→ **What to produce**
Output an exact reproduction of the data.

(Collected data entries)

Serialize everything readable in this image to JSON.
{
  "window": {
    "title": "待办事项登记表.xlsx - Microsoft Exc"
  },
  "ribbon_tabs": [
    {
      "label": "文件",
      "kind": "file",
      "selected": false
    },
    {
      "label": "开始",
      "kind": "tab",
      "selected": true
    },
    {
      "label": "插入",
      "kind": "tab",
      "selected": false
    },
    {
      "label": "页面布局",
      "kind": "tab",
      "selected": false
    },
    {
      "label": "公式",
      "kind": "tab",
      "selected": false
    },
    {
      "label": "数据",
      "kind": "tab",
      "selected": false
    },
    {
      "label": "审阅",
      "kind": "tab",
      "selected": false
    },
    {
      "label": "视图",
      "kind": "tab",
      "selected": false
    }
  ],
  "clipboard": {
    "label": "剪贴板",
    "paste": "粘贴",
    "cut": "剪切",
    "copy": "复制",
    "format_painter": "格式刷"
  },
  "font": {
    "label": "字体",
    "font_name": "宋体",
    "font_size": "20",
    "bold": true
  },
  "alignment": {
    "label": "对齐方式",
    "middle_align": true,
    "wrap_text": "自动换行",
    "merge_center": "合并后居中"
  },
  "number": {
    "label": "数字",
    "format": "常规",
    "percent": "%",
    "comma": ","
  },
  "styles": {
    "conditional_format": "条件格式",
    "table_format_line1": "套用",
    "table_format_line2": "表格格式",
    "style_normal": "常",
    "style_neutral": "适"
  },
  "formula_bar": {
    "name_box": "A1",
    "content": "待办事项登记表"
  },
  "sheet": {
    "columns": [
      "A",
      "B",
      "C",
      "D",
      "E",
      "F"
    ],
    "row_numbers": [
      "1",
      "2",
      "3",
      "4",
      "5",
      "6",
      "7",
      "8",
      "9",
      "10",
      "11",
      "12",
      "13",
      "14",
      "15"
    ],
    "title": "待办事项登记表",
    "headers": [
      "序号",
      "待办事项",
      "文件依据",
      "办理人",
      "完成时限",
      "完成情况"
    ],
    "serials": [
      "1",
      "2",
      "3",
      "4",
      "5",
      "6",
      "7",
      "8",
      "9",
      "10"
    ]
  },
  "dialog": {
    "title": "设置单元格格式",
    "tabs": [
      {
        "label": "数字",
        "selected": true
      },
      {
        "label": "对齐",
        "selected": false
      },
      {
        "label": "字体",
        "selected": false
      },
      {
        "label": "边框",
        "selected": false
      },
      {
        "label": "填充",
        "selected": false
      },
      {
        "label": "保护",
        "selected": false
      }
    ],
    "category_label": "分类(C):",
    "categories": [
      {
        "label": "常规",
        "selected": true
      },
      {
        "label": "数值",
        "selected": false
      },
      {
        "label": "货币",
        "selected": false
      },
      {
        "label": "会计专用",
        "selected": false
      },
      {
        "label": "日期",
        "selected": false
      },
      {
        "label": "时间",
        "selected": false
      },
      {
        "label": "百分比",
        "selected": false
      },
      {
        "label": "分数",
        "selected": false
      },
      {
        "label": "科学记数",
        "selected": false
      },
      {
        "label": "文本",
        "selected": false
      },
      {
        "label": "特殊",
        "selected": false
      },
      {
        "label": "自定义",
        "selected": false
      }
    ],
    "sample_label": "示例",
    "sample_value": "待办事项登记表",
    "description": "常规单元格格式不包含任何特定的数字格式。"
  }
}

→ **Answer to the exercise**
Serialize everything readable in this image to JSON.
{
  "window": {
    "title": "待办事项登记表.xlsx - Microsoft Exc"
  },
  "ribbon_tabs": [
    {
      "label": "文件",
      "kind": "file",
      "selected": false
    },
    {
      "label": "开始",
      "kind": "tab",
      "selected": true
    },
    {
      "label": "插入",
      "kind": "tab",
      "selected": false
    },
    {
      "label": "页面布局",
      "kind": "tab",
      "selected": false
    },
    {
      "label": "公式",
      "kind": "tab",
      "selected": false
    },
    {
      "label": "数据",
      "kind": "tab",
      "selected": false
    },
    {
      "label": "审阅",
      "kind": "tab",
      "selected": false
    },
    {
      "label": "视图",
      "kind": "tab",
      "selected": false
    }
  ],
  "clipboard": {
    "label": "剪贴板",
    "paste": "粘贴",
    "cut": "剪切",
    "copy": "复制",
    "format_painter": "格式刷"
  },
  "font": {
    "label": "字体",
    "font_name": "宋体",
    "font_size": "20",
    "bold": true
  },
  "alignment": {
    "label": "对齐方式",
    "middle_align": true,
    "wrap_text": "自动换行",
    "merge_center": "合并后居中"
  },
  "number": {
    "label": "数字",
    "format": "常规",
    "percent": "%",
    "comma": ","
  },
  "styles": {
    "conditional_format": "条件格式",
    "table_format_line1": "套用",
    "table_format_line2": "表格格式",
    "style_normal": "常",
    "style_neutral": "适"
  },
  "formula_bar": {
    "name_box": "A1",
    "content": "待办事项登记表"
  },
  "sheet": {
    "columns": [
      "A",
      "B",
      "C",
      "D",
      "E",
      "F"
    ],
    "row_numbers": [
      "1",
      "2",
      "3",
      "4",
      "5",
      "6",
      "7",
      "8",
      "9",
      "10",
      "11",
      "12",
      "13",
      "14",
      "15"
    ],
    "title": "待办事项登记表",
    "headers": [
      "序号",
      "待办事项",
      "文件依据",
      "办理人",
      "完成时限",
      "完成情况"
    ],
    "serials": [
      "1",
      "2",
      "3",
      "4",
      "5",
      "6",
      "7",
      "8",
      "9",
      "10"
    ]
  },
  "dialog": {
    "title": "设置单元格格式",
    "tabs": [
      {
        "label": "数字",
        "selected": true
      },
      {
        "label": "对齐",
        "selected": false
      },
      {
        "label": "字体",
        "selected": false
      },
      {
        "label": "边框",
        "selected": false
      },
      {
        "label": "填充",
        "selected": false
      },
      {
        "label": "保护",
        "selected": false
      }
    ],
    "category_label": "分类(C):",
    "categories": [
      {
        "label": "常规",
        "selected": true
      },
      {
        "label": "数值",
        "selected": false
      },
      {
        "label": "货币",
        "selected": false
      },
      {
        "label": "会计专用",
        "selected": false
      },
      {
        "label": "日期",
        "selected": false
      },
      {
        "label": "时间",
        "selected": false
      },
      {
        "label": "百分比",
        "selected": false
      },
      {
        "label": "分数",
        "selected": false
      },
      {
        "label": "科学记数",
        "selected": false
      },
      {
        "label": "文本",
        "selected": false
      },
      {
        "label": "特殊",
        "selected": false
      },
      {
        "label": "自定义",
        "selected": false
      }
    ],
    "sample_label": "示例",
    "sample_value": "待办事项登记表",
    "description": "常规单元格格式不包含任何特定的数字格式。"
  }
}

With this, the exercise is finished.